● Task instructions:
Collect each line containing "عاصم".

● Raw data:
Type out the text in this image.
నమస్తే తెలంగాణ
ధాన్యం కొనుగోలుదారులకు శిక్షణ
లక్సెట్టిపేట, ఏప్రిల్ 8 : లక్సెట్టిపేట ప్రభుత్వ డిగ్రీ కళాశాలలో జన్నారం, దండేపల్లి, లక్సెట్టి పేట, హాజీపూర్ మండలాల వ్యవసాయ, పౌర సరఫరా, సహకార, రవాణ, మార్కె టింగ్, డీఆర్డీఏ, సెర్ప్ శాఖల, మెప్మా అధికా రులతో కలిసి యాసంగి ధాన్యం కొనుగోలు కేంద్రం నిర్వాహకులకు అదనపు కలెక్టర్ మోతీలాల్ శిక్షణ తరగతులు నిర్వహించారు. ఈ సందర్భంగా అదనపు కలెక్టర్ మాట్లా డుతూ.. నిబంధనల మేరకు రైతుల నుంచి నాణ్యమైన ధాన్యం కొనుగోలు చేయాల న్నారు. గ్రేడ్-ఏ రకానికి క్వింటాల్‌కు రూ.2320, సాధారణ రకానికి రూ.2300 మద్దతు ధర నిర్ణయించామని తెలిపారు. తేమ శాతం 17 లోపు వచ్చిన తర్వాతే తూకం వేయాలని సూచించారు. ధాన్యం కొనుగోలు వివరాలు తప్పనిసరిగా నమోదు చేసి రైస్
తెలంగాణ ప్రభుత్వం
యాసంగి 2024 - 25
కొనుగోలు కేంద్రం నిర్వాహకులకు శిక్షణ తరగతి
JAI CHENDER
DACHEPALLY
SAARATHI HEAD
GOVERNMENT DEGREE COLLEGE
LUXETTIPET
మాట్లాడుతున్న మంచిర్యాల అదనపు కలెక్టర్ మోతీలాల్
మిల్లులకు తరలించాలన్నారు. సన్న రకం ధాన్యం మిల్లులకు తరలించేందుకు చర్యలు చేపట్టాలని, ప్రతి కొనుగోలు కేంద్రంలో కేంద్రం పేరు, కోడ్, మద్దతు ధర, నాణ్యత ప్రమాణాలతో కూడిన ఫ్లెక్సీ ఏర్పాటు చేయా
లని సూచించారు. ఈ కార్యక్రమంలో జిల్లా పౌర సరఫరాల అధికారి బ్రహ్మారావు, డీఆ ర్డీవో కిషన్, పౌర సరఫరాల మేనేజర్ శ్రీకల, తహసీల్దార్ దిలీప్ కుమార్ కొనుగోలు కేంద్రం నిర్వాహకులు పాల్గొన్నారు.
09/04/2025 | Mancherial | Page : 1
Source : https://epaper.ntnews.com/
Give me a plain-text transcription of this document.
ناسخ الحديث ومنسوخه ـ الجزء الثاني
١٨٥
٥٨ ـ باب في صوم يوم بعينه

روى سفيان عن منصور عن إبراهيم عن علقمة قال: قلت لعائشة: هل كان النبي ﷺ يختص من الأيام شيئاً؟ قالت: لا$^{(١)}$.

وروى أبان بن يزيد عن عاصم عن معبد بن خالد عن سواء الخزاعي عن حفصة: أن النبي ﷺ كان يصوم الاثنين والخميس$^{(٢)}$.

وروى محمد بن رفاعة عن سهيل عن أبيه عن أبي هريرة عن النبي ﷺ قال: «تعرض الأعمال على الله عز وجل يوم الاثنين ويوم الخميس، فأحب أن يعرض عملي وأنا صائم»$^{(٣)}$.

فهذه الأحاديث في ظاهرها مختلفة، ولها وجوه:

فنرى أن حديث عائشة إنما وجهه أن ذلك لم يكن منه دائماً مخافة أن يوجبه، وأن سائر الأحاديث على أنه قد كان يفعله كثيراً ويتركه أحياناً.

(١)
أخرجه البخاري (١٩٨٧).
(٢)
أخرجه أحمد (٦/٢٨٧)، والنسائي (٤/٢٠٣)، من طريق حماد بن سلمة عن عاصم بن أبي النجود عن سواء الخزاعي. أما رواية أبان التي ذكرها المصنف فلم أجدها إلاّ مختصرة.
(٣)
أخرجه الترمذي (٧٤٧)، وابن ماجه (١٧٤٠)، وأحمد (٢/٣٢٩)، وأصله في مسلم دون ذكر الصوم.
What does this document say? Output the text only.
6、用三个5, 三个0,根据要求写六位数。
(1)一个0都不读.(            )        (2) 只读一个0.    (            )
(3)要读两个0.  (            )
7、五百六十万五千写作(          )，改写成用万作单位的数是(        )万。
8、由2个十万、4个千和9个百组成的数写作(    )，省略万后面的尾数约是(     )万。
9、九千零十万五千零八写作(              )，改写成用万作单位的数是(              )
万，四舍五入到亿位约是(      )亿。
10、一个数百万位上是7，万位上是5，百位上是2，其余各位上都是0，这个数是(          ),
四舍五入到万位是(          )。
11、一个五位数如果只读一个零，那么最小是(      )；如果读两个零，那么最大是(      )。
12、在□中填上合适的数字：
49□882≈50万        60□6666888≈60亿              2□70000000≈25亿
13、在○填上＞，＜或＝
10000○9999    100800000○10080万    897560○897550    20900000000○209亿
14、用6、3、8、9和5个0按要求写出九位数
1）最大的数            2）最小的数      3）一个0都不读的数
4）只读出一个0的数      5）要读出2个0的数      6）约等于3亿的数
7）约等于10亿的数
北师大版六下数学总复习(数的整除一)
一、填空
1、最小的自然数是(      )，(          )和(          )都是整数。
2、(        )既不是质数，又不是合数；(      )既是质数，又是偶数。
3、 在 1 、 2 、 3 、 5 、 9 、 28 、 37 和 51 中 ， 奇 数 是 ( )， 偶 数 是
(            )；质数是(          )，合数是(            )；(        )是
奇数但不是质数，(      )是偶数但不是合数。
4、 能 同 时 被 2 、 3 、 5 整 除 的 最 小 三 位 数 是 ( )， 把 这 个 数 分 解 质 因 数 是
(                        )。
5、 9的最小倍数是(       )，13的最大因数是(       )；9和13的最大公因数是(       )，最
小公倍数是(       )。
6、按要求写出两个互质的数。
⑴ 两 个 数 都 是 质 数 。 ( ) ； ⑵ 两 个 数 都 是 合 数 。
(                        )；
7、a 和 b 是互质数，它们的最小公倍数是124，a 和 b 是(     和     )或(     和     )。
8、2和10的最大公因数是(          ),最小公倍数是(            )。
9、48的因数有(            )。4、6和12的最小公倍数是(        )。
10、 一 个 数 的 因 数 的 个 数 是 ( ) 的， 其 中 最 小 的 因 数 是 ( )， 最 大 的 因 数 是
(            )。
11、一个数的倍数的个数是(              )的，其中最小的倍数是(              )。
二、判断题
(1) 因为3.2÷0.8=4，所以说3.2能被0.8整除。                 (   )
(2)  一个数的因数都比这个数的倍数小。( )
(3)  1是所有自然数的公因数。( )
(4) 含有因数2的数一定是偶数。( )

● The solution:
وروى أبان بن يزيد عن عاصم عن معبد بن خالد عن سواء الخزاعي عن حفصة: أن النبي ﷺ كان يصوم الاثنين والخميس$^{(٢)}$.
أخرجه أحمد (٦/٢٨٧)، والنسائي (٤/٢٠٣)، من طريق حماد بن سلمة عن عاصم بن أبي النجود عن سواء الخزاعي. أما رواية أبان التي ذكرها المصنف فلم أجدها إلاّ مختصرة.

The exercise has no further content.